**Exercise:**
In the listing below, find every line containing "Ludwik" and copy it out.

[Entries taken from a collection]
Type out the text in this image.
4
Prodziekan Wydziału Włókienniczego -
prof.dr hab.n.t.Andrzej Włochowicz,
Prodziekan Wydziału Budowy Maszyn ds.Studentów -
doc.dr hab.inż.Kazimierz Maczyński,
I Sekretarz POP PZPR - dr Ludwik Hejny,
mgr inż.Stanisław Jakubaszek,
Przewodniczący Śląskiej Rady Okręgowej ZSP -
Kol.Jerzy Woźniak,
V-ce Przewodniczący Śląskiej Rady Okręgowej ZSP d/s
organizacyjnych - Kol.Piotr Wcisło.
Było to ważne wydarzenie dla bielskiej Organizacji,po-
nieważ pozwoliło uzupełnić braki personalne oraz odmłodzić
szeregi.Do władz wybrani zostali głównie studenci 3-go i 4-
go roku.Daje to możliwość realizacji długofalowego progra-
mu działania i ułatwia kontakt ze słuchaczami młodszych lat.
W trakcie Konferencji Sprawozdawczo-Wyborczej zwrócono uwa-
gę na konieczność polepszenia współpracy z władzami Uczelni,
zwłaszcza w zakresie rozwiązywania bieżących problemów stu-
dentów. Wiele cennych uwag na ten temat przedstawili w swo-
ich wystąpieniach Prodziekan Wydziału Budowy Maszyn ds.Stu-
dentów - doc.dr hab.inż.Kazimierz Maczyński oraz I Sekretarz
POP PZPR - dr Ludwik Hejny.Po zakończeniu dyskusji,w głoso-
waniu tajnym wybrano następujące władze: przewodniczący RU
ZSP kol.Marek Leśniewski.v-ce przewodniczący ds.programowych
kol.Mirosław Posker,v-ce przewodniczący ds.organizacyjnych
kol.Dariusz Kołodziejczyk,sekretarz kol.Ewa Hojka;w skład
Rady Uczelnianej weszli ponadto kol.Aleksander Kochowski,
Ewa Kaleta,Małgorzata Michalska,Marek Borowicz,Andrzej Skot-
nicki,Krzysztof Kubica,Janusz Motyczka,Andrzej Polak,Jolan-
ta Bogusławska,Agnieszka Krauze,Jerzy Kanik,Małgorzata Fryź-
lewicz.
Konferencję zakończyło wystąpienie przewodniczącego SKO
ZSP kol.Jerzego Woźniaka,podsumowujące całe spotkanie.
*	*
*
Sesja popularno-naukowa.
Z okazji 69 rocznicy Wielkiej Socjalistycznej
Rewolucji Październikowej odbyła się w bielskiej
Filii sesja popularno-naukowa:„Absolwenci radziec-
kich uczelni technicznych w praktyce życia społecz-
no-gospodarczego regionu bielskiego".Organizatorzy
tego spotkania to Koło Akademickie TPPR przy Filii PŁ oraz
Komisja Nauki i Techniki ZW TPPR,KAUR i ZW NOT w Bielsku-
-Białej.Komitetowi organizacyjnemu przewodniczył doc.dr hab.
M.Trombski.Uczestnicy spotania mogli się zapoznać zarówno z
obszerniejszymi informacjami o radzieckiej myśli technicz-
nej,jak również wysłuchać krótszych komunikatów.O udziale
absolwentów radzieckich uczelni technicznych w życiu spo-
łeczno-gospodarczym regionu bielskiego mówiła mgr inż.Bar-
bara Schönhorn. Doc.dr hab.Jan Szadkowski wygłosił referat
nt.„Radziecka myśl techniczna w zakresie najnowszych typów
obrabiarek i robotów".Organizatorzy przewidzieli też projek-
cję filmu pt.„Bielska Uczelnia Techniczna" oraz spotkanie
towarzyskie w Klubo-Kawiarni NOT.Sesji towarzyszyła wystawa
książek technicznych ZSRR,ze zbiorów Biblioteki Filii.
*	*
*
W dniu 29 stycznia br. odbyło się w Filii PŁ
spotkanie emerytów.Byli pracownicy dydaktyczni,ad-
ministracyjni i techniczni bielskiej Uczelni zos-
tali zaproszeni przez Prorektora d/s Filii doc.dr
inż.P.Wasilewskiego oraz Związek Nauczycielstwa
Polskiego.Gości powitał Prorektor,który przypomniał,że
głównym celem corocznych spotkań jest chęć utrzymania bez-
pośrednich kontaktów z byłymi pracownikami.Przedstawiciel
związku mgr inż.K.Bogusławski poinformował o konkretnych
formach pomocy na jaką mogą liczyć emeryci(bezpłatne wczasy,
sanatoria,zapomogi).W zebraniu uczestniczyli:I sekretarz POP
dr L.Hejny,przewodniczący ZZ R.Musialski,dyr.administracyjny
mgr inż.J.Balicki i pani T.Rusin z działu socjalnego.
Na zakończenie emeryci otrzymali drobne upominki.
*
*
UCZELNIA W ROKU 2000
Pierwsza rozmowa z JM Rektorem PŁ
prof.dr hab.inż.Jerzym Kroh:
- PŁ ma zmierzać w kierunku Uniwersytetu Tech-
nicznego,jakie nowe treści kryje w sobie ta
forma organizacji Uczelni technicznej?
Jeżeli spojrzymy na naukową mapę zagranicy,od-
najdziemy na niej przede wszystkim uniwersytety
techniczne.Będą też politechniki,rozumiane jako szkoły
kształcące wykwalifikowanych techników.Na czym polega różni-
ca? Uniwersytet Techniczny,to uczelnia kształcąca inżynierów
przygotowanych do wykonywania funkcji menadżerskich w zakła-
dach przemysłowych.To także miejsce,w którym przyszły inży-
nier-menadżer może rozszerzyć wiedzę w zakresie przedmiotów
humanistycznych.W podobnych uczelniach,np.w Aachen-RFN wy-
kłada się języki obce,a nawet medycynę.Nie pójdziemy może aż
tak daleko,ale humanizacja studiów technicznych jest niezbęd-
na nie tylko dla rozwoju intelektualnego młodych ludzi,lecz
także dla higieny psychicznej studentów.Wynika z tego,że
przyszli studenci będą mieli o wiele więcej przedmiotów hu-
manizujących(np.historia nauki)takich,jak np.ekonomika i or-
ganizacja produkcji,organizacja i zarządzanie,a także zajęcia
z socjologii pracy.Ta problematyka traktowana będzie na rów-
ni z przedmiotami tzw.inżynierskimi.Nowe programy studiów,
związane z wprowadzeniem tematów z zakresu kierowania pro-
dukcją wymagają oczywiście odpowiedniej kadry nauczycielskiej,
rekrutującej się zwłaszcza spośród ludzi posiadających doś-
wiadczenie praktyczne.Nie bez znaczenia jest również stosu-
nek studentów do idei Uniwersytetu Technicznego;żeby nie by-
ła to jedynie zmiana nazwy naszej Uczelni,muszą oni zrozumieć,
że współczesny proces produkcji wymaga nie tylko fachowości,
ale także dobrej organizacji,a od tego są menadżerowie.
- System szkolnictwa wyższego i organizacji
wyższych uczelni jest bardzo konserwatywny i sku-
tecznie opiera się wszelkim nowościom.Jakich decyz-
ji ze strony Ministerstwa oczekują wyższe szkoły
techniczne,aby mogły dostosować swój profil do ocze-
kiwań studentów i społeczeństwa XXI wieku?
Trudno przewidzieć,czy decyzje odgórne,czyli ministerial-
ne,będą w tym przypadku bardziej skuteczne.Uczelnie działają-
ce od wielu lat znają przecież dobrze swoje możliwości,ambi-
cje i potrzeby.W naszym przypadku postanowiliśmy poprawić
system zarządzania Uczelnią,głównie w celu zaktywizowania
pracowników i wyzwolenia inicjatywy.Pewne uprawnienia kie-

**Full answer:**
I Sekretarz POP PZPR - dr Ludwik Hejny,
POP PZPR - dr Ludwik Hejny.Po zakończeniu dyskusji,w głoso-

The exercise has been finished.